RECORDS SUPPLIED:
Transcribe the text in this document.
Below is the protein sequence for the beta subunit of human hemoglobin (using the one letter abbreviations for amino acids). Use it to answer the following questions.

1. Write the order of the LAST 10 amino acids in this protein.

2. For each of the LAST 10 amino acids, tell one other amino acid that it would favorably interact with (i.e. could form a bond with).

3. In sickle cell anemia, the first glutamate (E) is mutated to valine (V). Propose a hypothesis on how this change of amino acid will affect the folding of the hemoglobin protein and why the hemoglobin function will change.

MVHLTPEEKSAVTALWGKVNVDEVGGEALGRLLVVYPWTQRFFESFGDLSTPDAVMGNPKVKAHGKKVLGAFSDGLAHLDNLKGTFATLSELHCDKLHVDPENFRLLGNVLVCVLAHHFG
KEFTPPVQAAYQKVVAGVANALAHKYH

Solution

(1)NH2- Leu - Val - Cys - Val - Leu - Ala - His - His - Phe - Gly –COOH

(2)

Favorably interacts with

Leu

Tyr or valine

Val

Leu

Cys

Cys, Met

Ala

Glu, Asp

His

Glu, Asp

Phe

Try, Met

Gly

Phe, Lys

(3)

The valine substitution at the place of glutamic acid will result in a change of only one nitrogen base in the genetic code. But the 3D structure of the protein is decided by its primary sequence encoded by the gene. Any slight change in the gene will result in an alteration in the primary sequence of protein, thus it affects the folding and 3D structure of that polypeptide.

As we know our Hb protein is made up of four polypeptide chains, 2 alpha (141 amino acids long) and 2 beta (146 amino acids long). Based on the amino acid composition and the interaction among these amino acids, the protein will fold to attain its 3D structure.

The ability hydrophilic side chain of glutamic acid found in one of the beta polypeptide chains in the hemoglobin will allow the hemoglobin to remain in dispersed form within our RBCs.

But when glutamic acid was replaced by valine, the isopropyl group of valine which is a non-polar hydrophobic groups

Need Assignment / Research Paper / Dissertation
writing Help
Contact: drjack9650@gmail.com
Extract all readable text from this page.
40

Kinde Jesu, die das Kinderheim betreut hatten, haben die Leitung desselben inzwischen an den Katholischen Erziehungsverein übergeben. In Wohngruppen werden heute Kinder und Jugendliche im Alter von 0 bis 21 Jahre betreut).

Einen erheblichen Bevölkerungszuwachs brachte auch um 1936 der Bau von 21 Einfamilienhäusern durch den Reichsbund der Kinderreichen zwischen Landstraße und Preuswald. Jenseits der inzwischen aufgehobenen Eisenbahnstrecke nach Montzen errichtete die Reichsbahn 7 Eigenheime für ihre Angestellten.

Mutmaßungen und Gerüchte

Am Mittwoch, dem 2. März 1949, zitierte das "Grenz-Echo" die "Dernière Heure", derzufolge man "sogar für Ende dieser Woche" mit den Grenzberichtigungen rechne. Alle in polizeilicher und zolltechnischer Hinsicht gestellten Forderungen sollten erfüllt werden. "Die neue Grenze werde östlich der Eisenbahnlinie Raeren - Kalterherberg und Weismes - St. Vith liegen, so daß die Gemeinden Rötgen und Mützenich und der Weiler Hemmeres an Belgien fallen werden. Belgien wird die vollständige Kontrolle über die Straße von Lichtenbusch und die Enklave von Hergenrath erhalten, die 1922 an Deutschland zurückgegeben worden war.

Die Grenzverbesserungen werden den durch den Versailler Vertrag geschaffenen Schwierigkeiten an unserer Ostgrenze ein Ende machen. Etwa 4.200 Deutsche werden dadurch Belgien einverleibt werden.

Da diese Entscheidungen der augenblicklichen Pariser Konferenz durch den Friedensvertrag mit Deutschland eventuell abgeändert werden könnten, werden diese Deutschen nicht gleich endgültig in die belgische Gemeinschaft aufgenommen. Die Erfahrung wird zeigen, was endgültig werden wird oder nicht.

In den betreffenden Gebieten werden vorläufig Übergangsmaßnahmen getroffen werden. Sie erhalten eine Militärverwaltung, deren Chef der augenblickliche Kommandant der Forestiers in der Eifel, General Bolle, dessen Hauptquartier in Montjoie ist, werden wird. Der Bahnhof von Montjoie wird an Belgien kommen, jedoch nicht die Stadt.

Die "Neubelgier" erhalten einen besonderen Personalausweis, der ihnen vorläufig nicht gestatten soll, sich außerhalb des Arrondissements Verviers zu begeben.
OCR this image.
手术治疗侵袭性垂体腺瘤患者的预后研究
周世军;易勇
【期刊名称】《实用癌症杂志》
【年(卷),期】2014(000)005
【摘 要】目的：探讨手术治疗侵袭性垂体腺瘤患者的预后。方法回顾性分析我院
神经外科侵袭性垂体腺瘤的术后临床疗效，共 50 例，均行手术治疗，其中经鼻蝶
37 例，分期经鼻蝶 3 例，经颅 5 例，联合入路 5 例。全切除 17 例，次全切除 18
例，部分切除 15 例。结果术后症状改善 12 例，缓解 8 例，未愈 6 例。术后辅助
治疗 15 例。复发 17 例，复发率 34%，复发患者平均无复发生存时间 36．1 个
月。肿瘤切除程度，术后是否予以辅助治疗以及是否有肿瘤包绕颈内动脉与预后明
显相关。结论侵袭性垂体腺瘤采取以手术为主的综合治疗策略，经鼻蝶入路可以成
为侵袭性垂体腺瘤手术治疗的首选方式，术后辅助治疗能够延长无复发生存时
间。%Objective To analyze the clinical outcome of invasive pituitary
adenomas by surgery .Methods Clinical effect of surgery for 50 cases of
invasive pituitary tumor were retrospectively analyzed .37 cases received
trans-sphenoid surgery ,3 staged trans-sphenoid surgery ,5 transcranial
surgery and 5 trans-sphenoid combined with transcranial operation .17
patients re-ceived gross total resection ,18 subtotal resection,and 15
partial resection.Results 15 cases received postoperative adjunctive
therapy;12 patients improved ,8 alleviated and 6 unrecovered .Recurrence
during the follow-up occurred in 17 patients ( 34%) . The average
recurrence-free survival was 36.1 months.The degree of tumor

WORK INSTRUCTION:
Write the entire listing out again, word for word.

ANSWER TO THIS TASK:
Transcribe the text in this document.
Below is the protein sequence for the beta subunit of human hemoglobin (using the one letter abbreviations for amino acids). Use it to answer the following questions.

1. Write the order of the LAST 10 amino acids in this protein.

2. For each of the LAST 10 amino acids, tell one other amino acid that it would favorably interact with (i.e. could form a bond with).

3. In sickle cell anemia, the first glutamate (E) is mutated to valine (V). Propose a hypothesis on how this change of amino acid will affect the folding of the hemoglobin protein and why the hemoglobin function will change.

MVHLTPEEKSAVTALWGKVNVDEVGGEALGRLLVVYPWTQRFFESFGDLSTPDAVMGNPKVKAHGKKVLGAFSDGLAHLDNLKGTFATLSELHCDKLHVDPENFRLLGNVLVCVLAHHFG
KEFTPPVQAAYQKVVAGVANALAHKYH

Solution

(1)NH2- Leu - Val - Cys - Val - Leu - Ala - His - His - Phe - Gly –COOH

(2)

Favorably interacts with

Leu

Tyr or valine

Val

Leu

Cys

Cys, Met

Ala

Glu, Asp

His

Glu, Asp

Phe

Try, Met

Gly

Phe, Lys

(3)

The valine substitution at the place of glutamic acid will result in a change of only one nitrogen base in the genetic code. But the 3D structure of the protein is decided by its primary sequence encoded by the gene. Any slight change in the gene will result in an alteration in the primary sequence of protein, thus it affects the folding and 3D structure of that polypeptide.

As we know our Hb protein is made up of four polypeptide chains, 2 alpha (141 amino acids long) and 2 beta (146 amino acids long). Based on the amino acid composition and the interaction among these amino acids, the protein will fold to attain its 3D structure.

The ability hydrophilic side chain of glutamic acid found in one of the beta polypeptide chains in the hemoglobin will allow the hemoglobin to remain in dispersed form within our RBCs.

But when glutamic acid was replaced by valine, the isopropyl group of valine which is a non-polar hydrophobic groups

Need Assignment / Research Paper / Dissertation
writing Help
Contact: drjack9650@gmail.com
Extract all readable text from this page.
40

Kinde Jesu, die das Kinderheim betreut hatten, haben die Leitung desselben inzwischen an den Katholischen Erziehungsverein übergeben. In Wohngruppen werden heute Kinder und Jugendliche im Alter von 0 bis 21 Jahre betreut).

Einen erheblichen Bevölkerungszuwachs brachte auch um 1936 der Bau von 21 Einfamilienhäusern durch den Reichsbund der Kinderreichen zwischen Landstraße und Preuswald. Jenseits der inzwischen aufgehobenen Eisenbahnstrecke nach Montzen errichtete die Reichsbahn 7 Eigenheime für ihre Angestellten.

Mutmaßungen und Gerüchte

Am Mittwoch, dem 2. März 1949, zitierte das "Grenz-Echo" die "Dernière Heure", derzufolge man "sogar für Ende dieser Woche" mit den Grenzberichtigungen rechne. Alle in polizeilicher und zolltechnischer Hinsicht gestellten Forderungen sollten erfüllt werden. "Die neue Grenze werde östlich der Eisenbahnlinie Raeren - Kalterherberg und Weismes - St. Vith liegen, so daß die Gemeinden Rötgen und Mützenich und der Weiler Hemmeres an Belgien fallen werden. Belgien wird die vollständige Kontrolle über die Straße von Lichtenbusch und die Enklave von Hergenrath erhalten, die 1922 an Deutschland zurückgegeben worden war.

Die Grenzverbesserungen werden den durch den Versailler Vertrag geschaffenen Schwierigkeiten an unserer Ostgrenze ein Ende machen. Etwa 4.200 Deutsche werden dadurch Belgien einverleibt werden.

Da diese Entscheidungen der augenblicklichen Pariser Konferenz durch den Friedensvertrag mit Deutschland eventuell abgeändert werden könnten, werden diese Deutschen nicht gleich endgültig in die belgische Gemeinschaft aufgenommen. Die Erfahrung wird zeigen, was endgültig werden wird oder nicht.

In den betreffenden Gebieten werden vorläufig Übergangsmaßnahmen getroffen werden. Sie erhalten eine Militärverwaltung, deren Chef der augenblickliche Kommandant der Forestiers in der Eifel, General Bolle, dessen Hauptquartier in Montjoie ist, werden wird. Der Bahnhof von Montjoie wird an Belgien kommen, jedoch nicht die Stadt.

Die "Neubelgier" erhalten einen besonderen Personalausweis, der ihnen vorläufig nicht gestatten soll, sich außerhalb des Arrondissements Verviers zu begeben.
OCR this image.
手术治疗侵袭性垂体腺瘤患者的预后研究
周世军;易勇
【期刊名称】《实用癌症杂志》
【年(卷),期】2014(000)005
【摘 要】目的：探讨手术治疗侵袭性垂体腺瘤患者的预后。方法回顾性分析我院
神经外科侵袭性垂体腺瘤的术后临床疗效，共 50 例，均行手术治疗，其中经鼻蝶
37 例，分期经鼻蝶 3 例，经颅 5 例，联合入路 5 例。全切除 17 例，次全切除 18
例，部分切除 15 例。结果术后症状改善 12 例，缓解 8 例，未愈 6 例。术后辅助
治疗 15 例。复发 17 例，复发率 34%，复发患者平均无复发生存时间 36．1 个
月。肿瘤切除程度，术后是否予以辅助治疗以及是否有肿瘤包绕颈内动脉与预后明
显相关。结论侵袭性垂体腺瘤采取以手术为主的综合治疗策略，经鼻蝶入路可以成
为侵袭性垂体腺瘤手术治疗的首选方式，术后辅助治疗能够延长无复发生存时
间。%Objective To analyze the clinical outcome of invasive pituitary
adenomas by surgery .Methods Clinical effect of surgery for 50 cases of
invasive pituitary tumor were retrospectively analyzed .37 cases received
trans-sphenoid surgery ,3 staged trans-sphenoid surgery ,5 transcranial
surgery and 5 trans-sphenoid combined with transcranial operation .17
patients re-ceived gross total resection ,18 subtotal resection,and 15
partial resection.Results 15 cases received postoperative adjunctive
therapy;12 patients improved ,8 alleviated and 6 unrecovered .Recurrence
during the follow-up occurred in 17 patients ( 34%) . The average
recurrence-free survival was 36.1 months.The degree of tumor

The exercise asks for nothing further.